-- begin Recorded data --

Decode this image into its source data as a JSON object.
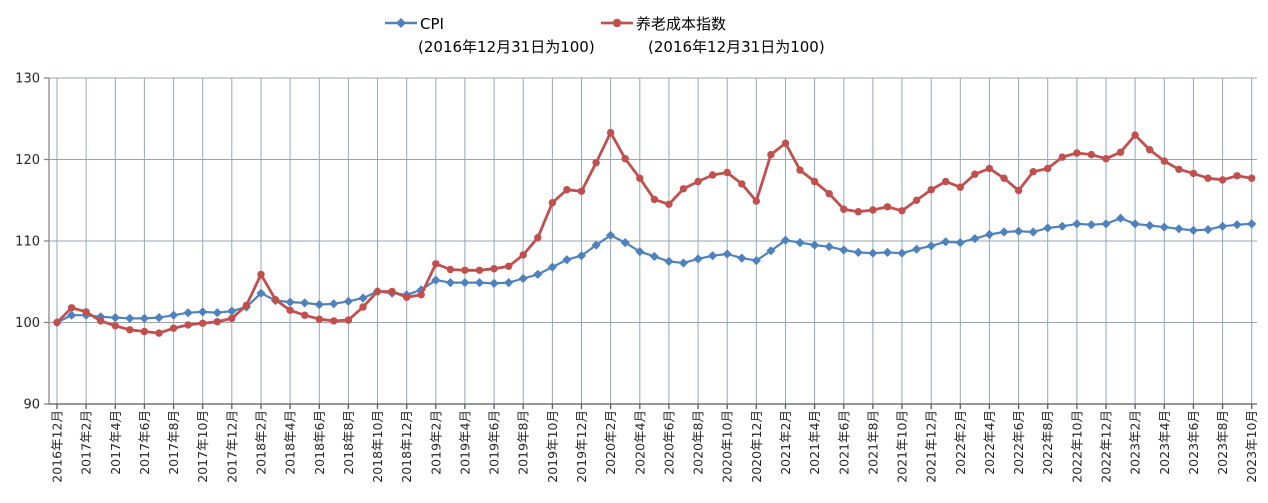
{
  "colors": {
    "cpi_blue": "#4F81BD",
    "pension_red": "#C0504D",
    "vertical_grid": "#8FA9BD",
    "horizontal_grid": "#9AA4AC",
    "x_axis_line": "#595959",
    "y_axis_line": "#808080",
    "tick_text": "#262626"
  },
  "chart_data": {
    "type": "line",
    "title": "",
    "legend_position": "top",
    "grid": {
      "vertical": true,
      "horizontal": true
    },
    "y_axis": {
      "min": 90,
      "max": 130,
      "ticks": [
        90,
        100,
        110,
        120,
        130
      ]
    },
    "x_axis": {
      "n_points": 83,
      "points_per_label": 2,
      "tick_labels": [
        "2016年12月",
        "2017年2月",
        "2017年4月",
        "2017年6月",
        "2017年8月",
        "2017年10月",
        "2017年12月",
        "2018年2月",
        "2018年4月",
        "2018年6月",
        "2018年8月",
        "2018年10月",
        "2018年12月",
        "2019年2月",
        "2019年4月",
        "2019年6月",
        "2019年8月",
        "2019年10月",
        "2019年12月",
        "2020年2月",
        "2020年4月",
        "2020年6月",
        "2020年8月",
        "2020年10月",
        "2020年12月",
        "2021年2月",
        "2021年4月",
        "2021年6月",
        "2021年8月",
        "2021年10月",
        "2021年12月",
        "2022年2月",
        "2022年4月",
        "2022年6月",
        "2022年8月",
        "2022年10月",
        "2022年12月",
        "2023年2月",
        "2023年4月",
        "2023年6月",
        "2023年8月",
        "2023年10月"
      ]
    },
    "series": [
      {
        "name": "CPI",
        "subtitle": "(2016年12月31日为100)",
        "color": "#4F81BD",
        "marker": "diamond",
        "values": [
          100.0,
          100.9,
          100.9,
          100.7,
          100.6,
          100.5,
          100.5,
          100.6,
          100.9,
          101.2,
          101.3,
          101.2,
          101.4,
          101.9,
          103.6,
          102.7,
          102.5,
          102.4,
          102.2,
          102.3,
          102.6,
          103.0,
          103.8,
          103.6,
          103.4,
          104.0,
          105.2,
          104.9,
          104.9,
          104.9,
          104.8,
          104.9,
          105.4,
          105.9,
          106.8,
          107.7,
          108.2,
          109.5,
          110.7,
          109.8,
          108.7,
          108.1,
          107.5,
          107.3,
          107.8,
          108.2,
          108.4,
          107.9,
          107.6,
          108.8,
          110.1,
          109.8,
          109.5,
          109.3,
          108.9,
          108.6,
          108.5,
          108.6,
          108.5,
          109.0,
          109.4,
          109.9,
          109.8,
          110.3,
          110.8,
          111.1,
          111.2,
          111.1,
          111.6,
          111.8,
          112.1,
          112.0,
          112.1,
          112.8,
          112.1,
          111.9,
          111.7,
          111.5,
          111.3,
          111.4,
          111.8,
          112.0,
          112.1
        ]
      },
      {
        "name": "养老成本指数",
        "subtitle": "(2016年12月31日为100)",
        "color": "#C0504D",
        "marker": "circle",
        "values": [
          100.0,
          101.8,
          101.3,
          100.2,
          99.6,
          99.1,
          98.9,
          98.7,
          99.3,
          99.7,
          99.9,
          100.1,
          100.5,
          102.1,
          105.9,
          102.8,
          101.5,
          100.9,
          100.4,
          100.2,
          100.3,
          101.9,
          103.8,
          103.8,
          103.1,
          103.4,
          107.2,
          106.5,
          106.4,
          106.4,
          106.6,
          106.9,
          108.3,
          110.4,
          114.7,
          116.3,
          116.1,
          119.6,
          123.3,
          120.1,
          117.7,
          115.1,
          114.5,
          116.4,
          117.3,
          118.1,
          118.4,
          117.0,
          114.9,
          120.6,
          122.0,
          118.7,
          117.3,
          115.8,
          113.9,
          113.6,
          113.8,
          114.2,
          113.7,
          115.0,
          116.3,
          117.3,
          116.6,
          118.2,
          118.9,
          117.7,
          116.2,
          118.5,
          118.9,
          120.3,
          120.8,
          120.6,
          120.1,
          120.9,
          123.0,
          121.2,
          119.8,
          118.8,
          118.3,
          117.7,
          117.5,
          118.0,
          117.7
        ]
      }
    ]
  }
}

-- end Recorded data --

Exactly as written, return every line of the listing, but not the pictures.

Decode this image into its source data as a JSON object.
{
  "colors": {
    "cpi_blue": "#4F81BD",
    "pension_red": "#C0504D",
    "vertical_grid": "#8FA9BD",
    "horizontal_grid": "#9AA4AC",
    "x_axis_line": "#595959",
    "y_axis_line": "#808080",
    "tick_text": "#262626"
  },
  "chart_data": {
    "type": "line",
    "title": "",
    "legend_position": "top",
    "grid": {
      "vertical": true,
      "horizontal": true
    },
    "y_axis": {
      "min": 90,
      "max": 130,
      "ticks": [
        90,
        100,
        110,
        120,
        130
      ]
    },
    "x_axis": {
      "n_points": 83,
      "points_per_label": 2,
      "tick_labels": [
        "2016年12月",
        "2017年2月",
        "2017年4月",
        "2017年6月",
        "2017年8月",
        "2017年10月",
        "2017年12月",
        "2018年2月",
        "2018年4月",
        "2018年6月",
        "2018年8月",
        "2018年10月",
        "2018年12月",
        "2019年2月",
        "2019年4月",
        "2019年6月",
        "2019年8月",
        "2019年10月",
        "2019年12月",
        "2020年2月",
        "2020年4月",
        "2020年6月",
        "2020年8月",
        "2020年10月",
        "2020年12月",
        "2021年2月",
        "2021年4月",
        "2021年6月",
        "2021年8月",
        "2021年10月",
        "2021年12月",
        "2022年2月",
        "2022年4月",
        "2022年6月",
        "2022年8月",
        "2022年10月",
        "2022年12月",
        "2023年2月",
        "2023年4月",
        "2023年6月",
        "2023年8月",
        "2023年10月"
      ]
    },
    "series": [
      {
        "name": "CPI",
        "subtitle": "(2016年12月31日为100)",
        "color": "#4F81BD",
        "marker": "diamond",
        "values": [
          100.0,
          100.9,
          100.9,
          100.7,
          100.6,
          100.5,
          100.5,
          100.6,
          100.9,
          101.2,
          101.3,
          101.2,
          101.4,
          101.9,
          103.6,
          102.7,
          102.5,
          102.4,
          102.2,
          102.3,
          102.6,
          103.0,
          103.8,
          103.6,
          103.4,
          104.0,
          105.2,
          104.9,
          104.9,
          104.9,
          104.8,
          104.9,
          105.4,
          105.9,
          106.8,
          107.7,
          108.2,
          109.5,
          110.7,
          109.8,
          108.7,
          108.1,
          107.5,
          107.3,
          107.8,
          108.2,
          108.4,
          107.9,
          107.6,
          108.8,
          110.1,
          109.8,
          109.5,
          109.3,
          108.9,
          108.6,
          108.5,
          108.6,
          108.5,
          109.0,
          109.4,
          109.9,
          109.8,
          110.3,
          110.8,
          111.1,
          111.2,
          111.1,
          111.6,
          111.8,
          112.1,
          112.0,
          112.1,
          112.8,
          112.1,
          111.9,
          111.7,
          111.5,
          111.3,
          111.4,
          111.8,
          112.0,
          112.1
        ]
      },
      {
        "name": "养老成本指数",
        "subtitle": "(2016年12月31日为100)",
        "color": "#C0504D",
        "marker": "circle",
        "values": [
          100.0,
          101.8,
          101.3,
          100.2,
          99.6,
          99.1,
          98.9,
          98.7,
          99.3,
          99.7,
          99.9,
          100.1,
          100.5,
          102.1,
          105.9,
          102.8,
          101.5,
          100.9,
          100.4,
          100.2,
          100.3,
          101.9,
          103.8,
          103.8,
          103.1,
          103.4,
          107.2,
          106.5,
          106.4,
          106.4,
          106.6,
          106.9,
          108.3,
          110.4,
          114.7,
          116.3,
          116.1,
          119.6,
          123.3,
          120.1,
          117.7,
          115.1,
          114.5,
          116.4,
          117.3,
          118.1,
          118.4,
          117.0,
          114.9,
          120.6,
          122.0,
          118.7,
          117.3,
          115.8,
          113.9,
          113.6,
          113.8,
          114.2,
          113.7,
          115.0,
          116.3,
          117.3,
          116.6,
          118.2,
          118.9,
          117.7,
          116.2,
          118.5,
          118.9,
          120.3,
          120.8,
          120.6,
          120.1,
          120.9,
          123.0,
          121.2,
          119.8,
          118.8,
          118.3,
          117.7,
          117.5,
          118.0,
          117.7
        ]
      }
    ]
  }
}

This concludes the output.